*BRIEF*.
Starting at the line that contains "Transcribe the text in this document.", retype each line to the end of the listing below. Include both ends, but not the pictures.
----
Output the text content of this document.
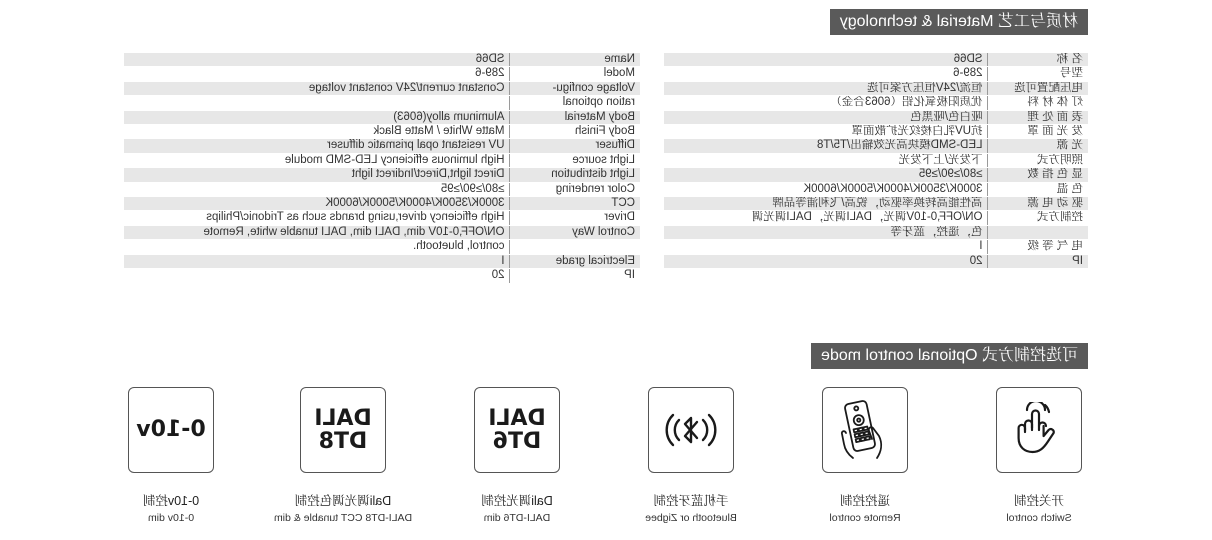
材质与工艺 Material & technology
名 称	SD66
型号	289-6
电压配置可选	恒流/24V恒压方案可选
灯 体 材 料	优质阳极氧化铝（6063合金）
表 面 处 理	哑白色/哑黑色
发 光 面 罩	抗UV乳白棱纹光扩散面罩
光 源	LED-SMD模块高光效输出/T5/T8
照明方式	下发光/上下发光
显 色 指 数	≥80/≥90/≥95
色 温	3000K/3500K/4000K/5000K/6000K
驱 动 电 源	高性能高转换率驱动，锐高/飞利浦等品牌
控制方式	ON/OFF,0-10V调光，DALI调光，DALI调光调
	色，遥控，蓝牙等
电 气 等 级	I
IP	20
Name	SD66
Model	289-6
Voltage configu-	Constant current/24V constant voltage
ration optional	
Body Material	Aluminum alloy(6063)
Body Finish	Matte White / Matte Black
Diffuser	UV resistant opal prismatic diffuser
Light source	High luminous efficiency LED-SMD module
Light distribution	Direct light,Direct/Indirect light
Color rendering	≥80/≥90/≥95
CCT	3000K/3500K/4000K/5000K/6000K
Driver	High efficiency driver,using brands such as Tridonic/Philips
Control Way	ON/OFF,0-10V dim, DALI dim, DALI tunable white, Remote
	control, bluetooth.
Electrical grade	I
IP	20
可选控制方式 Optional control mode
DALI
DT6
DALI
DT8
0-10v
开关控制
Switch control
遥控控制
Remote control
手机蓝牙控制
Bluetooth or Zigbee
Dali调光控制
DALI-DT6 dim
Dali调光调色控制
DALI-DT8 CCT tunable & dim
0-10v控制
0-10v dim
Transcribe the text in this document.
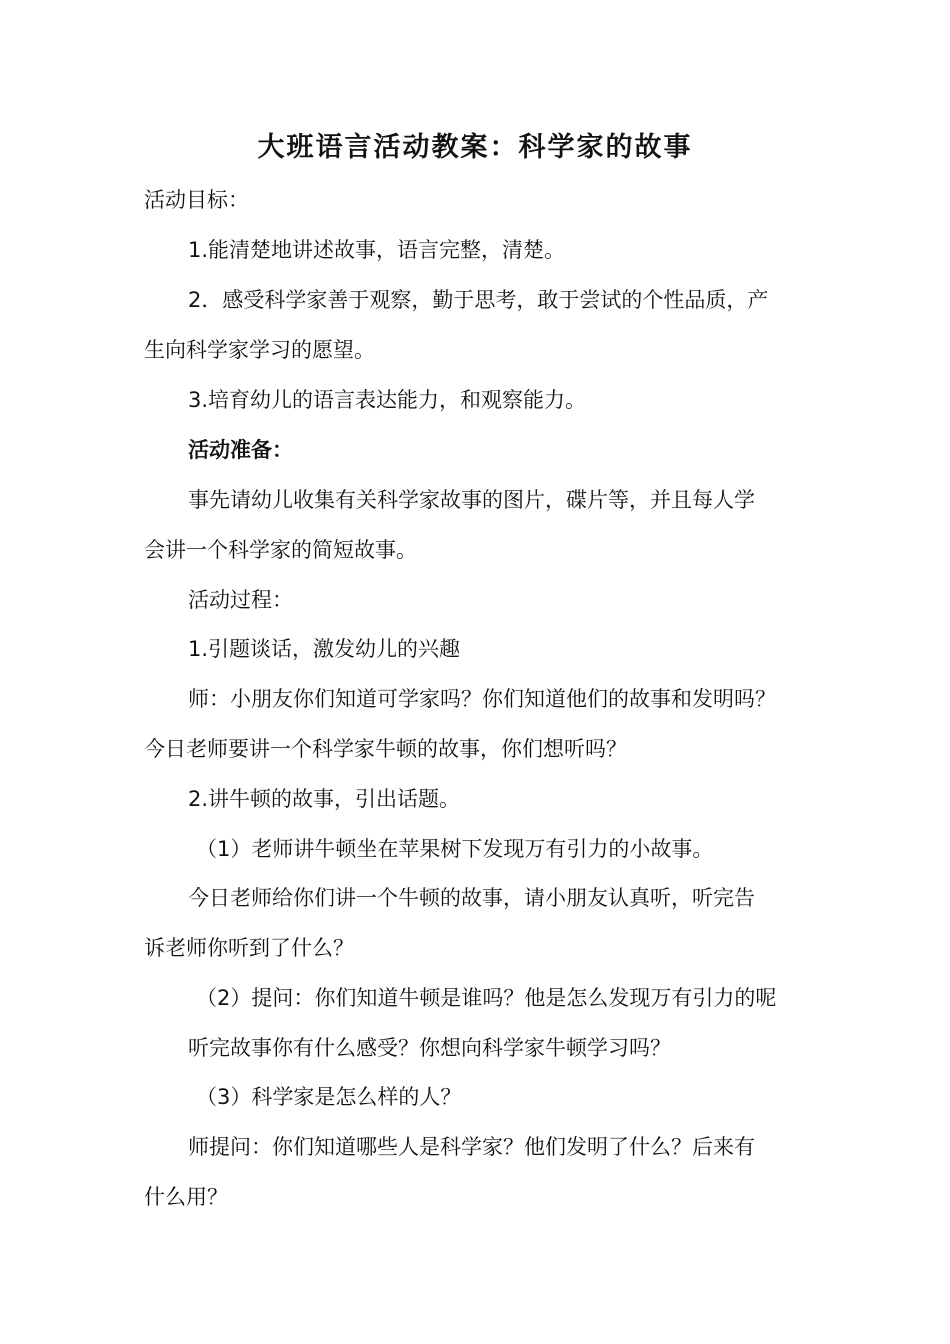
大班语言活动教案：科学家的故事
活动目标：
1.能清楚地讲述故事，语言完整，清楚。
2．感受科学家善于观察，勤于思考，敢于尝试的个性品质，产
生向科学家学习的愿望。
3.培育幼儿的语言表达能力，和观察能力。
活动准备：
事先请幼儿收集有关科学家故事的图片，碟片等，并且每人学
会讲一个科学家的简短故事。
活动过程：
1.引题谈话，激发幼儿的兴趣
师：小朋友你们知道可学家吗？你们知道他们的故事和发明吗？
今日老师要讲一个科学家牛顿的故事，你们想听吗？
2.讲牛顿的故事，引出话题。
（1）老师讲牛顿坐在苹果树下发现万有引力的小故事。
今日老师给你们讲一个牛顿的故事，请小朋友认真听，听完告
诉老师你听到了什么？
（2）提问：你们知道牛顿是谁吗？他是怎么发现万有引力的呢
听完故事你有什么感受？你想向科学家牛顿学习吗？
（3）科学家是怎么样的人？
师提问：你们知道哪些人是科学家？他们发明了什么？后来有
什么用？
----
*FULL ANSWER*.
Transcribe the text in this document.
大班语言活动教案：科学家的故事
活动目标：
1.能清楚地讲述故事，语言完整，清楚。
2．感受科学家善于观察，勤于思考，敢于尝试的个性品质，产
生向科学家学习的愿望。
3.培育幼儿的语言表达能力，和观察能力。
活动准备：
事先请幼儿收集有关科学家故事的图片，碟片等，并且每人学
会讲一个科学家的简短故事。
活动过程：
1.引题谈话，激发幼儿的兴趣
师：小朋友你们知道可学家吗？你们知道他们的故事和发明吗？
今日老师要讲一个科学家牛顿的故事，你们想听吗？
2.讲牛顿的故事，引出话题。
（1）老师讲牛顿坐在苹果树下发现万有引力的小故事。
今日老师给你们讲一个牛顿的故事，请小朋友认真听，听完告
诉老师你听到了什么？
（2）提问：你们知道牛顿是谁吗？他是怎么发现万有引力的呢
听完故事你有什么感受？你想向科学家牛顿学习吗？
（3）科学家是怎么样的人？
师提问：你们知道哪些人是科学家？他们发明了什么？后来有
什么用？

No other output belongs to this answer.